* **PROVIDED DATA**:
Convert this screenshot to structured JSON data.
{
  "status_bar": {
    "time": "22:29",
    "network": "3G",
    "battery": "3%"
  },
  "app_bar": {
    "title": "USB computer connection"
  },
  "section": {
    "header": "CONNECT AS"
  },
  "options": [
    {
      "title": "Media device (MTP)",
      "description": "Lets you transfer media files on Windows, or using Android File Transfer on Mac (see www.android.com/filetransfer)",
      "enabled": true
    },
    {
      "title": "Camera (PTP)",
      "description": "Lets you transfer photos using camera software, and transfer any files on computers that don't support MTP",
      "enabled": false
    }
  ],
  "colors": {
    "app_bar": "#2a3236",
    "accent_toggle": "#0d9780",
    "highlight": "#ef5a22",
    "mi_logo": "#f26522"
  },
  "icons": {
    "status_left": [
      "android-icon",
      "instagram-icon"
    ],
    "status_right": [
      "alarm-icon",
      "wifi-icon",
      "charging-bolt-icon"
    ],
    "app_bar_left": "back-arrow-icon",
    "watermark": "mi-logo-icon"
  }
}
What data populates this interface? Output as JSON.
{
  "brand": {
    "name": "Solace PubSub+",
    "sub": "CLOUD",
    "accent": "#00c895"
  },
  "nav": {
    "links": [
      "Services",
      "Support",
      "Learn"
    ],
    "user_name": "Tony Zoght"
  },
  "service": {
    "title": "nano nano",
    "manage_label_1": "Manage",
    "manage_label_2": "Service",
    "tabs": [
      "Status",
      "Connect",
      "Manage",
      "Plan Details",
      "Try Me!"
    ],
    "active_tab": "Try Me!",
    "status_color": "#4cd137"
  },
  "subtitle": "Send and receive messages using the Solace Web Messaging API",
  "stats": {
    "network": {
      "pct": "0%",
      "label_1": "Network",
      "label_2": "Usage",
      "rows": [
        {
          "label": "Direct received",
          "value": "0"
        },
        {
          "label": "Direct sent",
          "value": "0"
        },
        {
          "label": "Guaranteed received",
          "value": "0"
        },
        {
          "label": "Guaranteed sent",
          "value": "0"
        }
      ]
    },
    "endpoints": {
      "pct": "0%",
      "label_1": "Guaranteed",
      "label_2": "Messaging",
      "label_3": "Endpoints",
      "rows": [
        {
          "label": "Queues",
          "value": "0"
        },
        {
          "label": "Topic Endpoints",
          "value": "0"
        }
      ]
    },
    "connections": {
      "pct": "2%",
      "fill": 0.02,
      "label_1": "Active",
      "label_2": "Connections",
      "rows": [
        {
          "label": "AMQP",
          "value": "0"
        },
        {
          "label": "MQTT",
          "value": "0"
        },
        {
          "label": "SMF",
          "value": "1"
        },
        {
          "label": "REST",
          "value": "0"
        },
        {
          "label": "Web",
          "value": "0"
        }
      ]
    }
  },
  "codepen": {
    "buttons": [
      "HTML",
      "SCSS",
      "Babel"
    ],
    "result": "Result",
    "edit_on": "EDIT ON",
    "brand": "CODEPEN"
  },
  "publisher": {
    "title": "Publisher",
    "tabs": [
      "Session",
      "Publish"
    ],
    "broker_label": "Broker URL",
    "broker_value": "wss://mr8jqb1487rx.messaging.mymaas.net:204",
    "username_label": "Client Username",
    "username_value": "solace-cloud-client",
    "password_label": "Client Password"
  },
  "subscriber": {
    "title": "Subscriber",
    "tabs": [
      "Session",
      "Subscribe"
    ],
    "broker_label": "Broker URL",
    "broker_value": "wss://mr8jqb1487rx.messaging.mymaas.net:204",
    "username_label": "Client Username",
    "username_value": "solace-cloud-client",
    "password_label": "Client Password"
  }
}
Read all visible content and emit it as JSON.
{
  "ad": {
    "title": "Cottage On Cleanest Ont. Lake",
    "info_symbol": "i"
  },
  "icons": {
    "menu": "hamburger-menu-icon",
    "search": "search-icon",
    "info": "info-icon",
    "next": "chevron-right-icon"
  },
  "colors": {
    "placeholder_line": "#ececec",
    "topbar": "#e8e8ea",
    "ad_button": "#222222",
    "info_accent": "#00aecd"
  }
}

* **AIM**:
Each entry must be reproduced verbatim.

* **SOLUTION FOR THIS EXERCISE**:
Convert this screenshot to structured JSON data.
{
  "status_bar": {
    "time": "22:29",
    "network": "3G",
    "battery": "3%"
  },
  "app_bar": {
    "title": "USB computer connection"
  },
  "section": {
    "header": "CONNECT AS"
  },
  "options": [
    {
      "title": "Media device (MTP)",
      "description": "Lets you transfer media files on Windows, or using Android File Transfer on Mac (see www.android.com/filetransfer)",
      "enabled": true
    },
    {
      "title": "Camera (PTP)",
      "description": "Lets you transfer photos using camera software, and transfer any files on computers that don't support MTP",
      "enabled": false
    }
  ],
  "colors": {
    "app_bar": "#2a3236",
    "accent_toggle": "#0d9780",
    "highlight": "#ef5a22",
    "mi_logo": "#f26522"
  },
  "icons": {
    "status_left": [
      "android-icon",
      "instagram-icon"
    ],
    "status_right": [
      "alarm-icon",
      "wifi-icon",
      "charging-bolt-icon"
    ],
    "app_bar_left": "back-arrow-icon",
    "watermark": "mi-logo-icon"
  }
}
What data populates this interface? Output as JSON.
{
  "brand": {
    "name": "Solace PubSub+",
    "sub": "CLOUD",
    "accent": "#00c895"
  },
  "nav": {
    "links": [
      "Services",
      "Support",
      "Learn"
    ],
    "user_name": "Tony Zoght"
  },
  "service": {
    "title": "nano nano",
    "manage_label_1": "Manage",
    "manage_label_2": "Service",
    "tabs": [
      "Status",
      "Connect",
      "Manage",
      "Plan Details",
      "Try Me!"
    ],
    "active_tab": "Try Me!",
    "status_color": "#4cd137"
  },
  "subtitle": "Send and receive messages using the Solace Web Messaging API",
  "stats": {
    "network": {
      "pct": "0%",
      "label_1": "Network",
      "label_2": "Usage",
      "rows": [
        {
          "label": "Direct received",
          "value": "0"
        },
        {
          "label": "Direct sent",
          "value": "0"
        },
        {
          "label": "Guaranteed received",
          "value": "0"
        },
        {
          "label": "Guaranteed sent",
          "value": "0"
        }
      ]
    },
    "endpoints": {
      "pct": "0%",
      "label_1": "Guaranteed",
      "label_2": "Messaging",
      "label_3": "Endpoints",
      "rows": [
        {
          "label": "Queues",
          "value": "0"
        },
        {
          "label": "Topic Endpoints",
          "value": "0"
        }
      ]
    },
    "connections": {
      "pct": "2%",
      "fill": 0.02,
      "label_1": "Active",
      "label_2": "Connections",
      "rows": [
        {
          "label": "AMQP",
          "value": "0"
        },
        {
          "label": "MQTT",
          "value": "0"
        },
        {
          "label": "SMF",
          "value": "1"
        },
        {
          "label": "REST",
          "value": "0"
        },
        {
          "label": "Web",
          "value": "0"
        }
      ]
    }
  },
  "codepen": {
    "buttons": [
      "HTML",
      "SCSS",
      "Babel"
    ],
    "result": "Result",
    "edit_on": "EDIT ON",
    "brand": "CODEPEN"
  },
  "publisher": {
    "title": "Publisher",
    "tabs": [
      "Session",
      "Publish"
    ],
    "broker_label": "Broker URL",
    "broker_value": "wss://mr8jqb1487rx.messaging.mymaas.net:204",
    "username_label": "Client Username",
    "username_value": "solace-cloud-client",
    "password_label": "Client Password"
  },
  "subscriber": {
    "title": "Subscriber",
    "tabs": [
      "Session",
      "Subscribe"
    ],
    "broker_label": "Broker URL",
    "broker_value": "wss://mr8jqb1487rx.messaging.mymaas.net:204",
    "username_label": "Client Username",
    "username_value": "solace-cloud-client",
    "password_label": "Client Password"
  }
}
Read all visible content and emit it as JSON.
{
  "ad": {
    "title": "Cottage On Cleanest Ont. Lake",
    "info_symbol": "i"
  },
  "icons": {
    "menu": "hamburger-menu-icon",
    "search": "search-icon",
    "info": "info-icon",
    "next": "chevron-right-icon"
  },
  "colors": {
    "placeholder_line": "#ececec",
    "topbar": "#e8e8ea",
    "ad_button": "#222222",
    "info_accent": "#00aecd"
  }
}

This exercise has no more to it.